GIVEN ENTRIES:

────

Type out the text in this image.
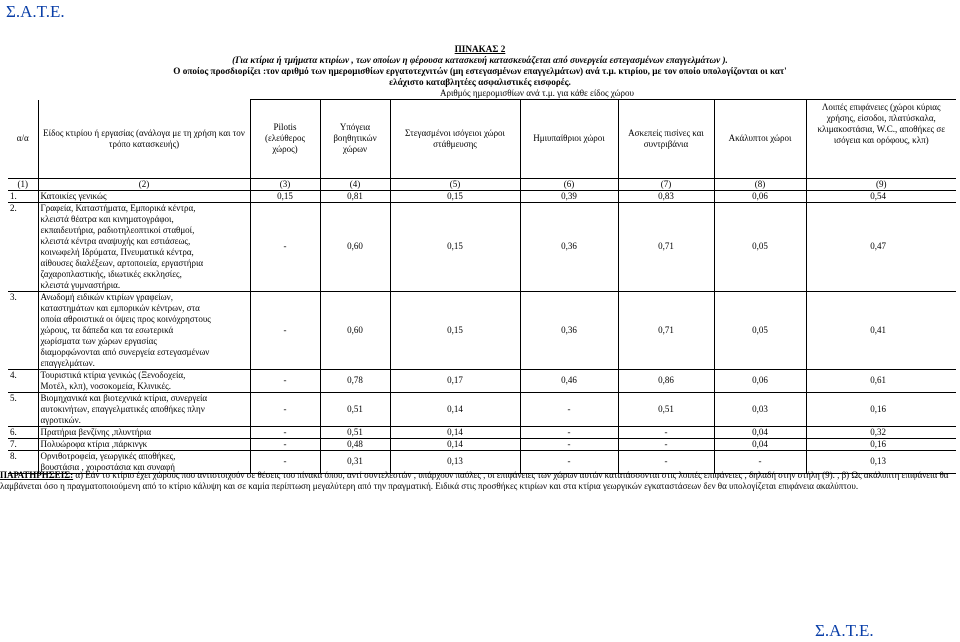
Σ.Α.Τ.Ε.
ΠΙΝΑΚΑΣ 2
(Για κτίρια ή τμήματα κτιρίων , των οποίων η φέρουσα κατασκευή κατασκευάζεται από συνεργεία εστεγασμένων επαγγελμάτων ).
Ο οποίος προσδιορίζει :τον αριθμό των ημερομισθίων εργατοτεχνιτών (μη εστεγασμένων επαγγελμάτων) ανά τ.μ. κτιρίου, με τον οποίο υπολογίζονται οι κατ'
ελάχιστο καταβλητέες ασφαλιστικές εισφορές.
		Αριθμός ημερομισθίων ανά τ.μ. για κάθε είδος χώρου						
α/α	Είδος κτιρίου ή εργασίας (ανάλογα με τη χρήση και τον τρόπο κατασκευής)	Pilotis (ελεύθερος χώρος)	Υπόγεια βοηθητικών χώρων	Στεγασμένοι ισόγειοι χώροι στάθμευσης	Ημιυπαίθριοι χώροι	Ασκεπείς πισίνες και συντριβάνια	Ακάλυπτοι χώροι	Λοιπές επιφάνειες (χώροι κύριας χρήσης, είσοδοι, πλατύσκαλα, κλιμακοστάσια, W.C., αποθήκες σε ισόγεια και ορόφους, κλπ)
(1)	(2)	(3)	(4)	(5)	(6)	(7)	(8)	(9)
1.	Κατοικίες γενικώς	0,15	0,81	0,15	0,39	0,83	0,06	0,54
2.	Γραφεία, Καταστήματα, Εμπορικά κέντρα,	-	0,60	0,15	0,36	0,71	0,05	0,47
	κλειστά θέατρα και κινηματογράφοι,							
	εκπαιδευτήρια, ραδιοτηλεοπτικοί σταθμοί,							
	κλειστά κέντρα αναψυχής και εστιάσεως,							
	κοινωφελή Ιδρύματα, Πνευματικά κέντρα,							
	αίθουσες διαλέξεων, αρτοποιεία, εργαστήρια							
	ζαχαροπλαστικής, ιδιωτικές εκκλησίες,							
	κλειστά γυμναστήρια.							
3.	Ανωδομή ειδικών κτιρίων γραφείων,	-	0,60	0,15	0,36	0,71	0,05	0,41
	καταστημάτων και εμπορικών κέντρων, στα							
	οποία αθροιστικά οι όψεις προς κοινόχρηστους							
	χώρους, τα δάπεδα και τα εσωτερικά							
	χωρίσματα των χώρων εργασίας							
	διαμορφώνονται από συνεργεία εστεγασμένων							
	επαγγελμάτων.							
4.	Τουριστικά κτίρια γενικώς (Ξενοδοχεία,	-	0,78	0,17	0,46	0,86	0,06	0,61
	Μοτέλ, κλπ), νοσοκομεία, Κλινικές.							
5.	Βιομηχανικά και βιοτεχνικά κτίρια, συνεργεία	-	0,51	0,14	-	0,51	0,03	0,16
	αυτοκινήτων, επαγγελματικές αποθήκες πλην							
	αγροτικών.							
6.	Πρατήρια βενζίνης ,πλυντήρια	-	0,51	0,14	-	-	0,04	0,32
7.	Πολυώροφα κτίρια ,πάρκινγκ	-	0,48	0,14	-	-	0,04	0,16
8.	Ορνιθοτροφεία, γεωργικές αποθήκες,	-	0,31	0,13	-	-	-	0,13
	βουστάσια , χοιροστάσια και συναφή							
ΠΑΡΑΤΗΡΗΣΕΙΣ: α) Εάν το κτίριο έχει χώρους που αντιστοιχούν σε θέσεις του πίνακα όπου, αντί συντελεστών , υπάρχουν παύλες , οι επιφάνειες των χώρων αυτών κατατάσσονται στις λοιπές επιφάνειες , δηλαδή στην στήλη (9). , β) Ως ακάλυπτη επιφάνεια θα λαμβάνεται όσο η πραγματοποιούμενη από το κτίριο κάλυψη και σε καμία περίπτωση μεγαλύτερη από την πραγματική. Ειδικά στις προσθήκες κτιρίων και στα κτίρια γεωργικών εγκαταστάσεων δεν θα υπολογίζεται επιφάνεια ακαλύπτου.
Σ.Α.Τ.Ε.
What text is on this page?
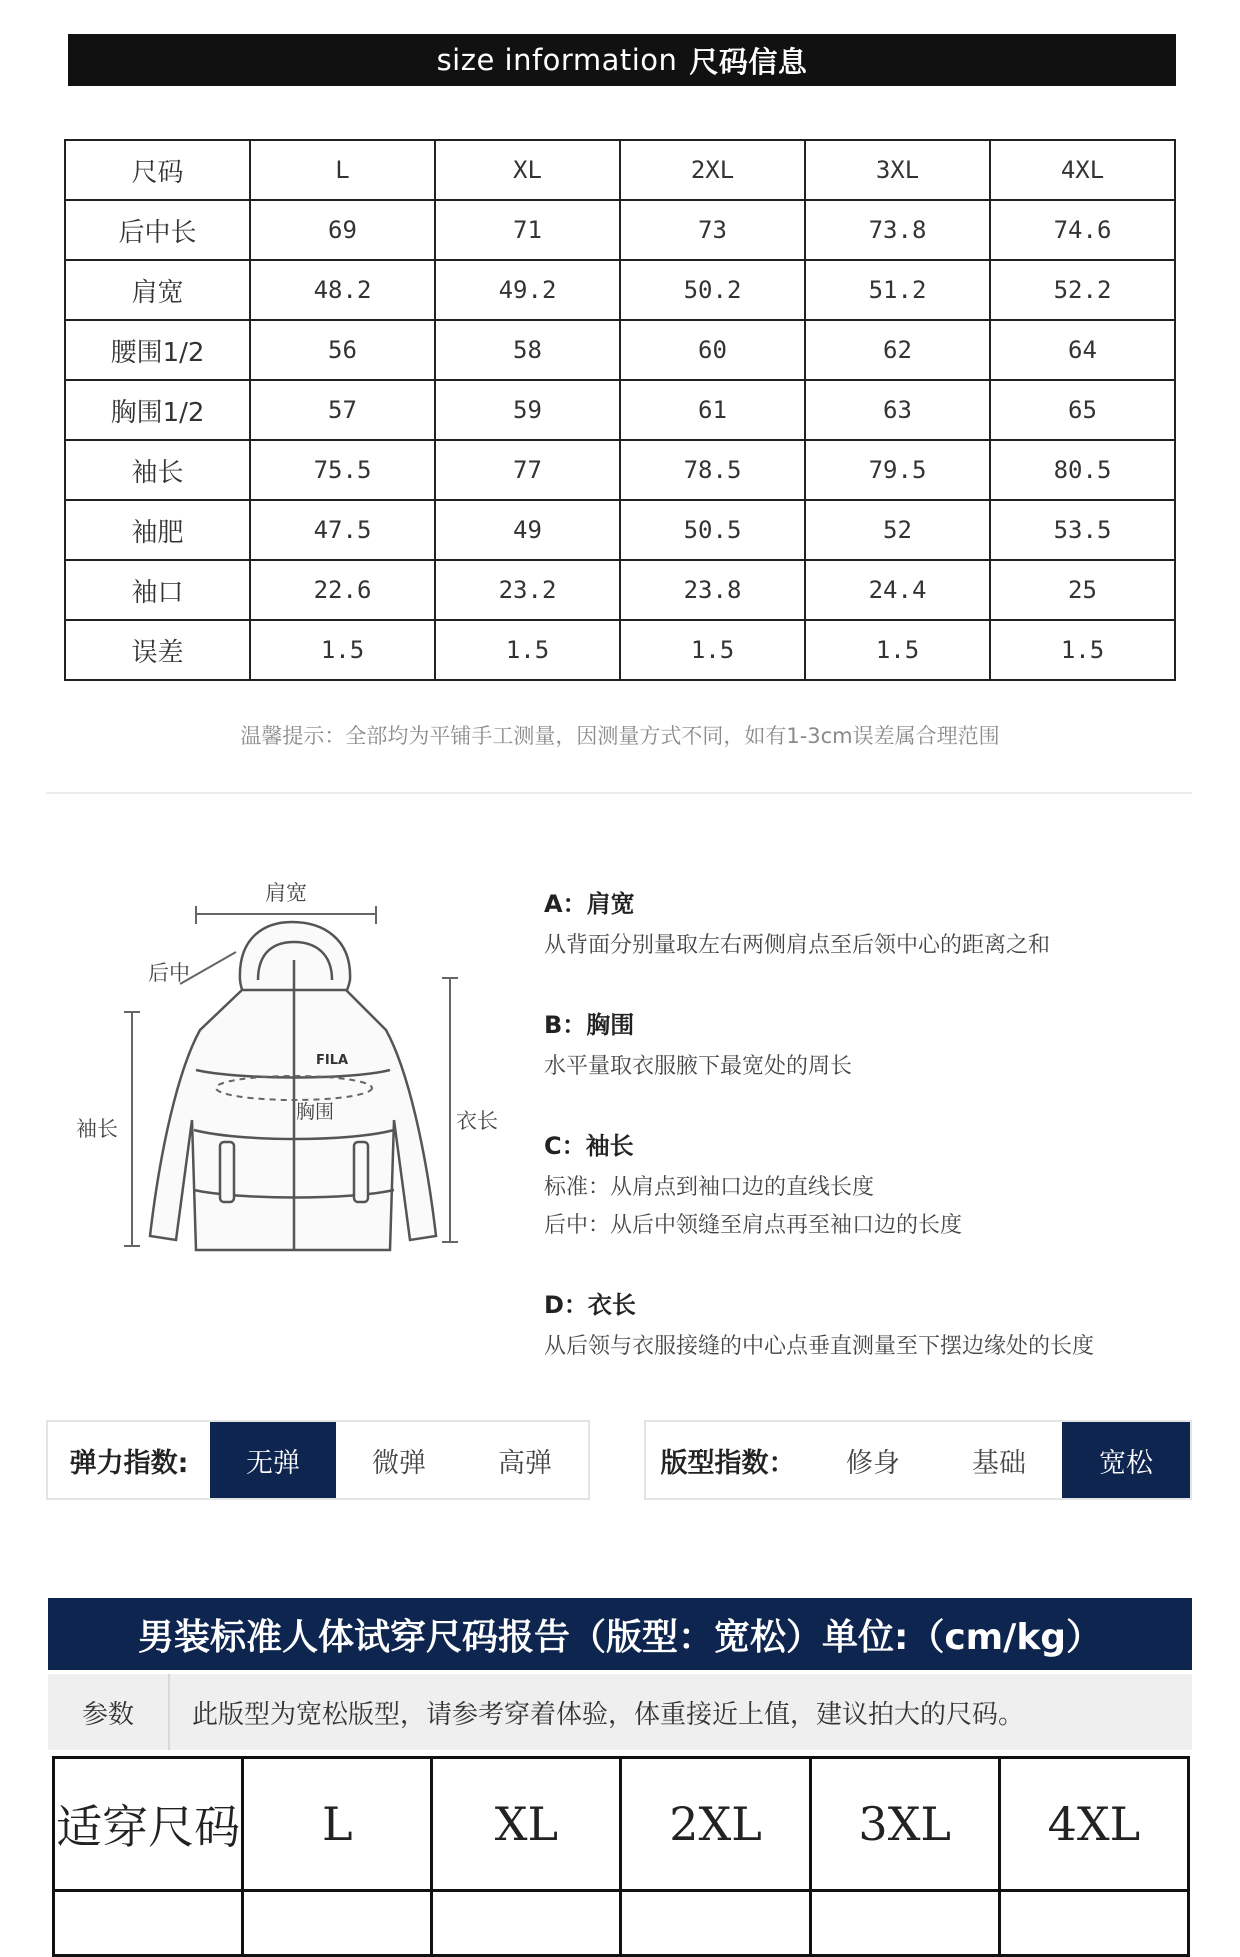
size information 尺码信息
尺码	L	XL	2XL	3XL	4XL
后中长	69	71	73	73.8	74.6
肩宽	48.2	49.2	50.2	51.2	52.2
腰围1/2	56	58	60	62	64
胸围1/2	57	59	61	63	65
袖长	75.5	77	78.5	79.5	80.5
袖肥	47.5	49	50.5	52	53.5
袖口	22.6	23.2	23.8	24.4	25
误差	1.5	1.5	1.5	1.5	1.5
温馨提示：全部均为平铺手工测量，因测量方式不同，如有1-3cm误差属合理范围
肩宽
后中
袖长
胸围	衣长
FILA
A：肩宽
从背面分别量取左右两侧肩点至后领中心的距离之和
B：胸围
水平量取衣服腋下最宽处的周长
C：袖长
标准：从肩点到袖口边的直线长度
后中：从后中领缝至肩点再至袖口边的长度
D：衣长
从后领与衣服接缝的中心点垂直测量至下摆边缘处的长度
弹力指数:	无弹	微弹	高弹	版型指数：	修身	基础	宽松
男装标准人体试穿尺码报告（版型：宽松）单位:（cm/kg）
参数	此版型为宽松版型，请参考穿着体验，体重接近上值，建议拍大的尺码。
适穿尺码	L	XL	2XL	3XL	4XL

────

TASK OBJECTIVE:
Extract each line from the entries above that contains the string "επιφάνειες".

EXERCISE SOLUTION:
α/α	Είδος κτιρίου ή εργασίας (ανάλογα με τη χρήση και τον τρόπο κατασκευής)	Pilotis (ελεύθερος χώρος)	Υπόγεια βοηθητικών χώρων	Στεγασμένοι ισόγειοι χώροι στάθμευσης	Ημιυπαίθριοι χώροι	Ασκεπείς πισίνες και συντριβάνια	Ακάλυπτοι χώροι	Λοιπές επιφάνειες (χώροι κύριας χρήσης, είσοδοι, πλατύσκαλα, κλιμακοστάσια, W.C., αποθήκες σε ισόγεια και ορόφους, κλπ)
ΠΑΡΑΤΗΡΗΣΕΙΣ: α) Εάν το κτίριο έχει χώρους που αντιστοιχούν σε θέσεις του πίνακα όπου, αντί συντελεστών , υπάρχουν παύλες , οι επιφάνειες των χώρων αυτών κατατάσσονται στις λοιπές επιφάνειες , δηλαδή στην στήλη (9). , β) Ως ακάλυπτη επιφάνεια θα λαμβάνεται όσο η πραγματοποιούμενη από το κτίριο κάλυψη και σε καμία περίπτωση μεγαλύτερη από την πραγματική. Ειδικά στις προσθήκες κτιρίων και στα κτίρια γεωργικών εγκαταστάσεων δεν θα υπολογίζεται επιφάνεια ακαλύπτου.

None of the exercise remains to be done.